● What is asked
State how many lines of the entries hold the string "Deelscore". Reply with the number alone.

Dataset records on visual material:
###

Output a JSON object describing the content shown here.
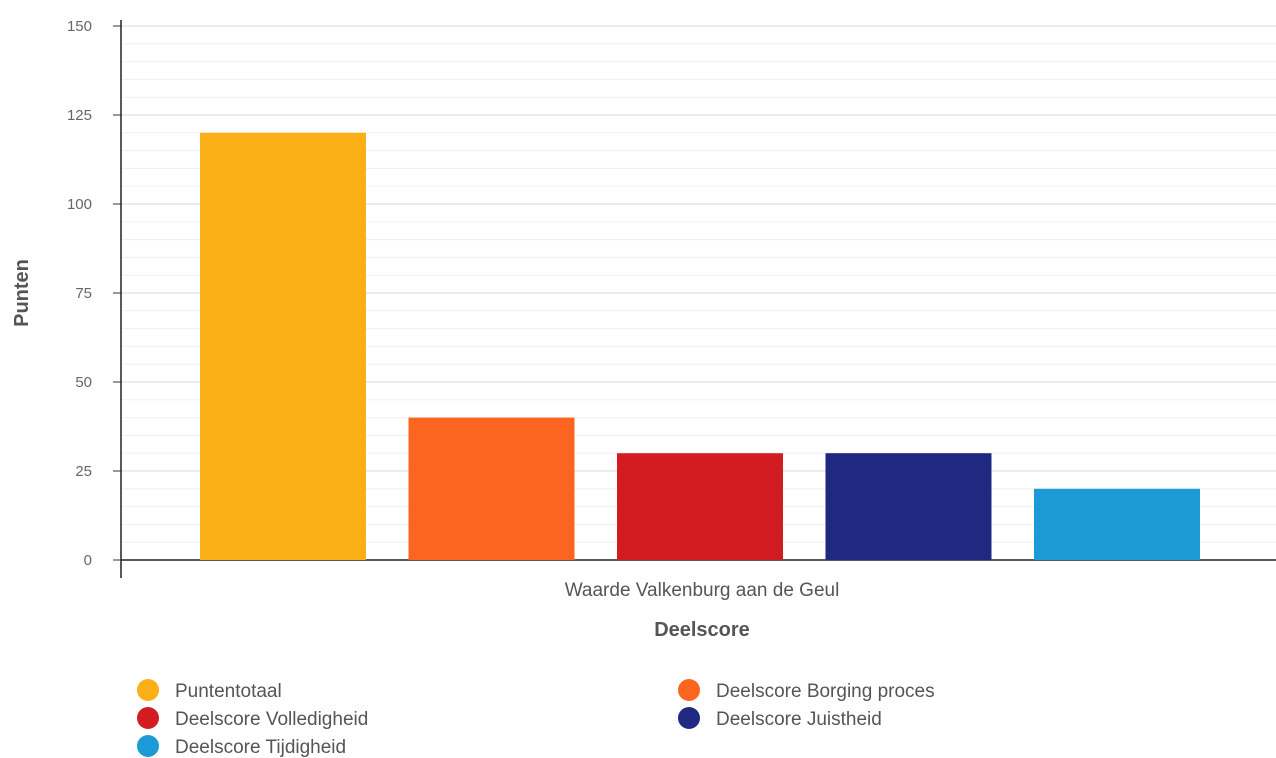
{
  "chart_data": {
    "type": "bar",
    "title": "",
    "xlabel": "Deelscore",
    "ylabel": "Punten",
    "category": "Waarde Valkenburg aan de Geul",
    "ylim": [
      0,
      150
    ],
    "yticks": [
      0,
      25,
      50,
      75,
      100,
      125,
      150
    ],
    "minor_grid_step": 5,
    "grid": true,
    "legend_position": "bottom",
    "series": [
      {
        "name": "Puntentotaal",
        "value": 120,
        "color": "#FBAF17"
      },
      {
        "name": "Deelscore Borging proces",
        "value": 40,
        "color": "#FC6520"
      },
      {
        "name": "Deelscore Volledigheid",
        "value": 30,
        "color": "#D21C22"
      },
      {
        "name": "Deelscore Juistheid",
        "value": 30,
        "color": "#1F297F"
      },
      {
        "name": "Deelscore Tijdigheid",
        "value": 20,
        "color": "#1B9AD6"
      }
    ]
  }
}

###

● Response
5